= GIVEN TASK =
Search the listing below for "عراضا". Copy each matching line.

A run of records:
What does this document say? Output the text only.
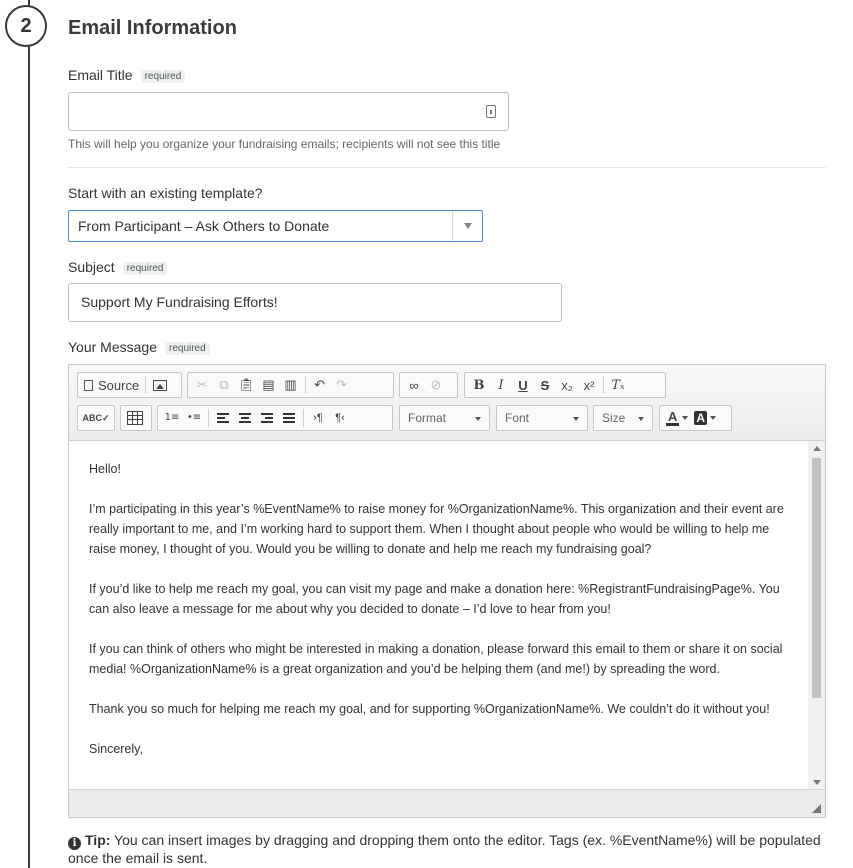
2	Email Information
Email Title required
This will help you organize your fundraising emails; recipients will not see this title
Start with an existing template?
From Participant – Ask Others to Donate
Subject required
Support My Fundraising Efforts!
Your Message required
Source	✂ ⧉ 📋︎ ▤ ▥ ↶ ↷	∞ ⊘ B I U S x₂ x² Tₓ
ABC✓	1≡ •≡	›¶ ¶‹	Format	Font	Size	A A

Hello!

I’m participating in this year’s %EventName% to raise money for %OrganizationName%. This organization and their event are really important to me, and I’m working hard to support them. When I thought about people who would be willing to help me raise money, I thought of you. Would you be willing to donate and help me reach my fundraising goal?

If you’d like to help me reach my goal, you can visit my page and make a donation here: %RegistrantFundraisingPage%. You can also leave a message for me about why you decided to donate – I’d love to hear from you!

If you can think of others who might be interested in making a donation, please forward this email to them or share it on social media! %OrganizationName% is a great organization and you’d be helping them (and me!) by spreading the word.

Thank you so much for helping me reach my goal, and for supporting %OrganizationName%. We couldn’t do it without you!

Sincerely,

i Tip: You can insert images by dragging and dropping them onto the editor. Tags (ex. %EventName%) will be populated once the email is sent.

--

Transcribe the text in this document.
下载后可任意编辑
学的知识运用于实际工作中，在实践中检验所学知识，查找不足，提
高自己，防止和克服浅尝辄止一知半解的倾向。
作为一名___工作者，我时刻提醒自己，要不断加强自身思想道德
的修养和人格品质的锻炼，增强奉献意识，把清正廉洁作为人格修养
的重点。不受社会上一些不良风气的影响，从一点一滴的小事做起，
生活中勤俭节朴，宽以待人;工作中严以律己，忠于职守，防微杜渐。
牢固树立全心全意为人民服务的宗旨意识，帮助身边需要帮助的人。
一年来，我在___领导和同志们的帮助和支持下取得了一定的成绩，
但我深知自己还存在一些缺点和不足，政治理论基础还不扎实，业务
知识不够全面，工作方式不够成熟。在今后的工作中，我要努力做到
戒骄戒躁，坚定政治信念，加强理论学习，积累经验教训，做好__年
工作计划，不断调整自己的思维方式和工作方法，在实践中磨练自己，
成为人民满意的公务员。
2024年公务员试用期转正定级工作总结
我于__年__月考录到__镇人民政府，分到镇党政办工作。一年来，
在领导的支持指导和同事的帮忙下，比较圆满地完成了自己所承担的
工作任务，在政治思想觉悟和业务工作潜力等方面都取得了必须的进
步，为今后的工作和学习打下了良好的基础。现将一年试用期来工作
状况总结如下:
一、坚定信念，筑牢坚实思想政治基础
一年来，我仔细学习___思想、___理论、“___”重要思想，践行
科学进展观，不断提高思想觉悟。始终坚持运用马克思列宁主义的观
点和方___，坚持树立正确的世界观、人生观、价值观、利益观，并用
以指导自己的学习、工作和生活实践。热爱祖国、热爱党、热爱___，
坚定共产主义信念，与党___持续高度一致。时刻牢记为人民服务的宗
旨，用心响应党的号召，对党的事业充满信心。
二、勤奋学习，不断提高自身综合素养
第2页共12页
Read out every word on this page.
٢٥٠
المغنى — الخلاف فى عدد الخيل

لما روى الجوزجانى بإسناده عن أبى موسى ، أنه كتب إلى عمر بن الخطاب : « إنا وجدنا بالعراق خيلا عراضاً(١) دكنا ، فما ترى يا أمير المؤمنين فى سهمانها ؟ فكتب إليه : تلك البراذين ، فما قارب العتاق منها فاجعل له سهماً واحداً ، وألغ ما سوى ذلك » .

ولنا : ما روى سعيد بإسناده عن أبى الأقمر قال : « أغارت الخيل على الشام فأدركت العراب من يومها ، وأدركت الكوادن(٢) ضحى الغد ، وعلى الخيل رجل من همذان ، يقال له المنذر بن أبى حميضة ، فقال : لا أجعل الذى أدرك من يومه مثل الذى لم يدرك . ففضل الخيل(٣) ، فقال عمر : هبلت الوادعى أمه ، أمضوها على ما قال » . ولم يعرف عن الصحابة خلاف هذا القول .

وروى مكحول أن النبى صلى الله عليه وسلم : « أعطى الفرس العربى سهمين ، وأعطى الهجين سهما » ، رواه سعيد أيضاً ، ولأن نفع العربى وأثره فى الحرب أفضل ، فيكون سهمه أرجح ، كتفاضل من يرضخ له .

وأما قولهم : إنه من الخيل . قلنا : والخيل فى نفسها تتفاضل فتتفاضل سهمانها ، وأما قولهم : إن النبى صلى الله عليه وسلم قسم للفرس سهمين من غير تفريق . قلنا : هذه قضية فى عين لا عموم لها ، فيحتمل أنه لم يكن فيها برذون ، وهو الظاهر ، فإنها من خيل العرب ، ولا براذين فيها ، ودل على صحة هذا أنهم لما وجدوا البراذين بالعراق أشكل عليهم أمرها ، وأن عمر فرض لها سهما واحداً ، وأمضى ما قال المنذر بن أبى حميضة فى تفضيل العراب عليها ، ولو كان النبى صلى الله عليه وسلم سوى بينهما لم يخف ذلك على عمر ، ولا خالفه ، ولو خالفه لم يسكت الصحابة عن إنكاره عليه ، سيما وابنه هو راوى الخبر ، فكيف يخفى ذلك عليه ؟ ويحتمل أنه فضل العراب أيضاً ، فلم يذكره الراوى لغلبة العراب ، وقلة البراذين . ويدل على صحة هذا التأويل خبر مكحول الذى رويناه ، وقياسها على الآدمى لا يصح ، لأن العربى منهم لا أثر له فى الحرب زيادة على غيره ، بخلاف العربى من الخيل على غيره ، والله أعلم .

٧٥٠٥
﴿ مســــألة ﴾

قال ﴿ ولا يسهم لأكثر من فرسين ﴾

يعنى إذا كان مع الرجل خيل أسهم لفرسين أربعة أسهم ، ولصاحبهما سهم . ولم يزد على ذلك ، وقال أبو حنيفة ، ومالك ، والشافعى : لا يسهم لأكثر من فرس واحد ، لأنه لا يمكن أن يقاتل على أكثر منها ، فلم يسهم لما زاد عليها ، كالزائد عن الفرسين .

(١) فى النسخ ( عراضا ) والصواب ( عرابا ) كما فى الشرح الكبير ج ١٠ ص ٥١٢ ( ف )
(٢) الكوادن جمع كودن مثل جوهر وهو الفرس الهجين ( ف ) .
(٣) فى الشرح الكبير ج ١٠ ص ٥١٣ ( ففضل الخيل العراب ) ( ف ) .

--

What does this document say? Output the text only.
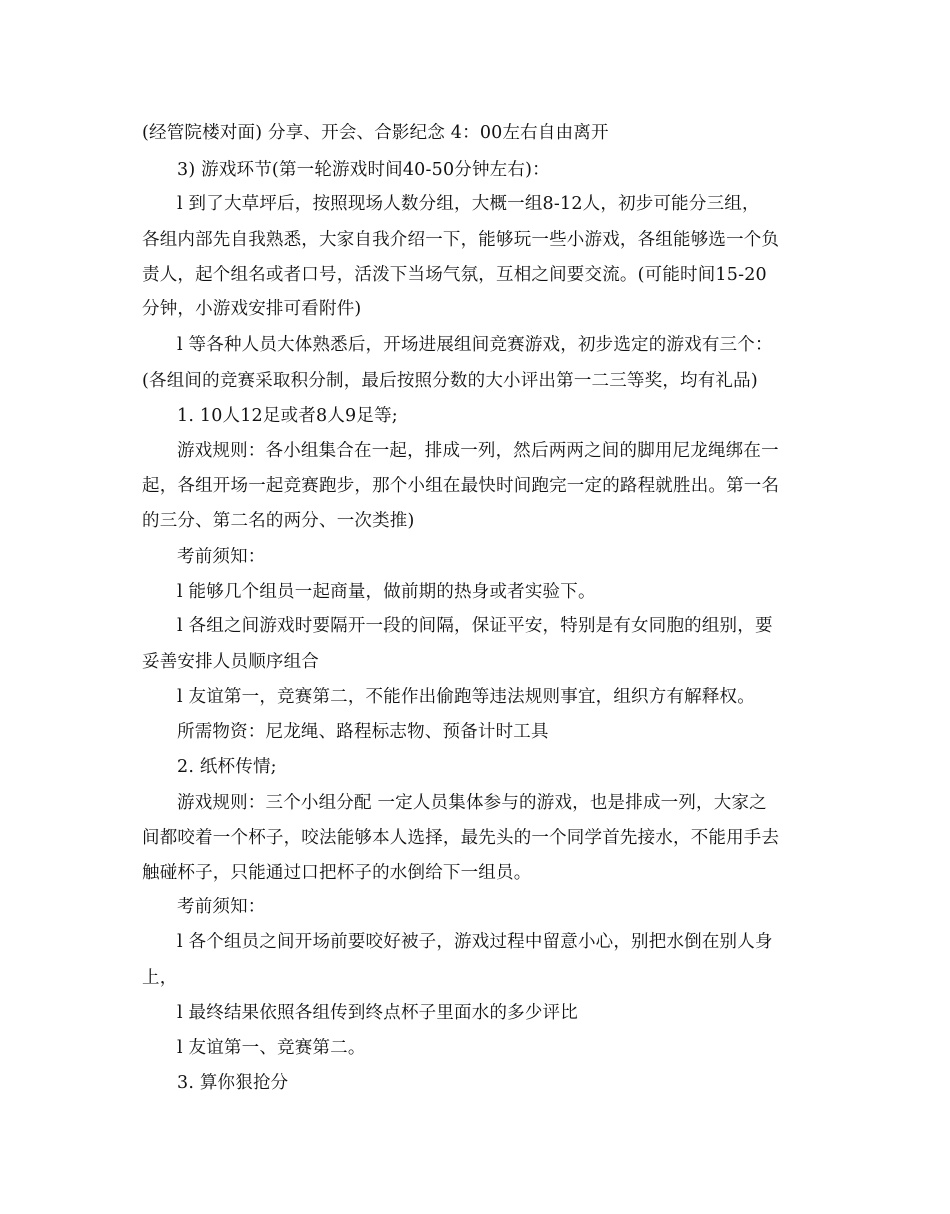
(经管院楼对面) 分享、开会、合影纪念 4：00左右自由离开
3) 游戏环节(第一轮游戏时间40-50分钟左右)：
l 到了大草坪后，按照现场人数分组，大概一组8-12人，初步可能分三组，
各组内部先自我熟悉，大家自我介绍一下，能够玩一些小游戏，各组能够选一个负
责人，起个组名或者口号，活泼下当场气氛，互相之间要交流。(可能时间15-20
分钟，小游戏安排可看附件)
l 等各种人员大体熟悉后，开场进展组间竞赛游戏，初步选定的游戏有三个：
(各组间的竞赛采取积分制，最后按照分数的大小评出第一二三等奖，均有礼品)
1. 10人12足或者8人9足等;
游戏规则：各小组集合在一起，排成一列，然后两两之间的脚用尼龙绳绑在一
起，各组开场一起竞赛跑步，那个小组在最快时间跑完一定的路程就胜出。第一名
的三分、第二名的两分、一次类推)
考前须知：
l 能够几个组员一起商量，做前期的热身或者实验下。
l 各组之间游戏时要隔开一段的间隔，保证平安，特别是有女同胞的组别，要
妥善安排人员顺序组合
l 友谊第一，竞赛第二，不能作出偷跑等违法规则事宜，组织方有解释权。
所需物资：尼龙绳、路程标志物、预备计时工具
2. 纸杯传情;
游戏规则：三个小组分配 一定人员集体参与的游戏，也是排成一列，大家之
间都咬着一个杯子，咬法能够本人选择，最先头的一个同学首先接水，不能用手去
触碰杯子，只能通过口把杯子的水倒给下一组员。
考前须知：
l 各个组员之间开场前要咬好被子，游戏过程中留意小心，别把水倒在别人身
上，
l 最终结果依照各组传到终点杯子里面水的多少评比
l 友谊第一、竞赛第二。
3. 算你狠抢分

= TASK RESPONSE =
لما روى الجوزجانى بإسناده عن أبى موسى ، أنه كتب إلى عمر بن الخطاب : « إنا وجدنا بالعراق خيلا عراضاً(١) دكنا ، فما ترى يا أمير المؤمنين فى سهمانها ؟ فكتب إليه : تلك البراذين ، فما قارب العتاق منها فاجعل له سهماً واحداً ، وألغ ما سوى ذلك » .
(١) فى النسخ ( عراضا ) والصواب ( عرابا ) كما فى الشرح الكبير ج ١٠ ص ٥١٢ ( ف )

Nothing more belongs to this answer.